▶ [Work instructions] Write out each record again exactly as it stands.
## begin Material for this exercise
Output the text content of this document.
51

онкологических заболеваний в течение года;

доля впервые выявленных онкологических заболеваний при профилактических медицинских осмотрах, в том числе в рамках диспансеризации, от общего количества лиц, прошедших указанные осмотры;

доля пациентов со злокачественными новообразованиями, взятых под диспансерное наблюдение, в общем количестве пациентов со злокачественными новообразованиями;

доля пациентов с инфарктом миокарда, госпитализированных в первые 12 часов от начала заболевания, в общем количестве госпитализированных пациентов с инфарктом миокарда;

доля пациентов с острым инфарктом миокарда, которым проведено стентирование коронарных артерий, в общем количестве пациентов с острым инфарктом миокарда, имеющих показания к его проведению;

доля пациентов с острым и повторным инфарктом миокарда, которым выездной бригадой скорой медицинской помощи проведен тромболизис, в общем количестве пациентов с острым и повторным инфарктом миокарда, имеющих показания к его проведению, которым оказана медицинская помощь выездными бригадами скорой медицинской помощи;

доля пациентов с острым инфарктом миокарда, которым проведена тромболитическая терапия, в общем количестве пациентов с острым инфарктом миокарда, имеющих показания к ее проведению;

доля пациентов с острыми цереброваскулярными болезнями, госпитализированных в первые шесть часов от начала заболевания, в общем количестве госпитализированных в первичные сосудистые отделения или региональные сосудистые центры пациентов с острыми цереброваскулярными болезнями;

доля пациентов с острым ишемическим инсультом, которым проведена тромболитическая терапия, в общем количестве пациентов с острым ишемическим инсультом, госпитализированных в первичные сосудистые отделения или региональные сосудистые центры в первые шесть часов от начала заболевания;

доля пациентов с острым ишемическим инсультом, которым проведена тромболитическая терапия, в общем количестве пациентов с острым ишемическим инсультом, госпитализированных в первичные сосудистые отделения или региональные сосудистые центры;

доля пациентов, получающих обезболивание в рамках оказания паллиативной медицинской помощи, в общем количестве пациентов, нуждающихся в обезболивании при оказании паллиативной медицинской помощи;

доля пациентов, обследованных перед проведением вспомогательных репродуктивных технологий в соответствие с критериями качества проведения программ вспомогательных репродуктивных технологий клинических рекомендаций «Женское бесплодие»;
## end Material for this exercise
▶ [Solution to this problem]
Output the text content of this document.
51

онкологических заболеваний в течение года;

доля впервые выявленных онкологических заболеваний при профилактических медицинских осмотрах, в том числе в рамках диспансеризации, от общего количества лиц, прошедших указанные осмотры;

доля пациентов со злокачественными новообразованиями, взятых под диспансерное наблюдение, в общем количестве пациентов со злокачественными новообразованиями;

доля пациентов с инфарктом миокарда, госпитализированных в первые 12 часов от начала заболевания, в общем количестве госпитализированных пациентов с инфарктом миокарда;

доля пациентов с острым инфарктом миокарда, которым проведено стентирование коронарных артерий, в общем количестве пациентов с острым инфарктом миокарда, имеющих показания к его проведению;

доля пациентов с острым и повторным инфарктом миокарда, которым выездной бригадой скорой медицинской помощи проведен тромболизис, в общем количестве пациентов с острым и повторным инфарктом миокарда, имеющих показания к его проведению, которым оказана медицинская помощь выездными бригадами скорой медицинской помощи;

доля пациентов с острым инфарктом миокарда, которым проведена тромболитическая терапия, в общем количестве пациентов с острым инфарктом миокарда, имеющих показания к ее проведению;

доля пациентов с острыми цереброваскулярными болезнями, госпитализированных в первые шесть часов от начала заболевания, в общем количестве госпитализированных в первичные сосудистые отделения или региональные сосудистые центры пациентов с острыми цереброваскулярными болезнями;

доля пациентов с острым ишемическим инсультом, которым проведена тромболитическая терапия, в общем количестве пациентов с острым ишемическим инсультом, госпитализированных в первичные сосудистые отделения или региональные сосудистые центры в первые шесть часов от начала заболевания;

доля пациентов с острым ишемическим инсультом, которым проведена тромболитическая терапия, в общем количестве пациентов с острым ишемическим инсультом, госпитализированных в первичные сосудистые отделения или региональные сосудистые центры;

доля пациентов, получающих обезболивание в рамках оказания паллиативной медицинской помощи, в общем количестве пациентов, нуждающихся в обезболивании при оказании паллиативной медицинской помощи;

доля пациентов, обследованных перед проведением вспомогательных репродуктивных технологий в соответствие с критериями качества проведения программ вспомогательных репродуктивных технологий клинических рекомендаций «Женское бесплодие»;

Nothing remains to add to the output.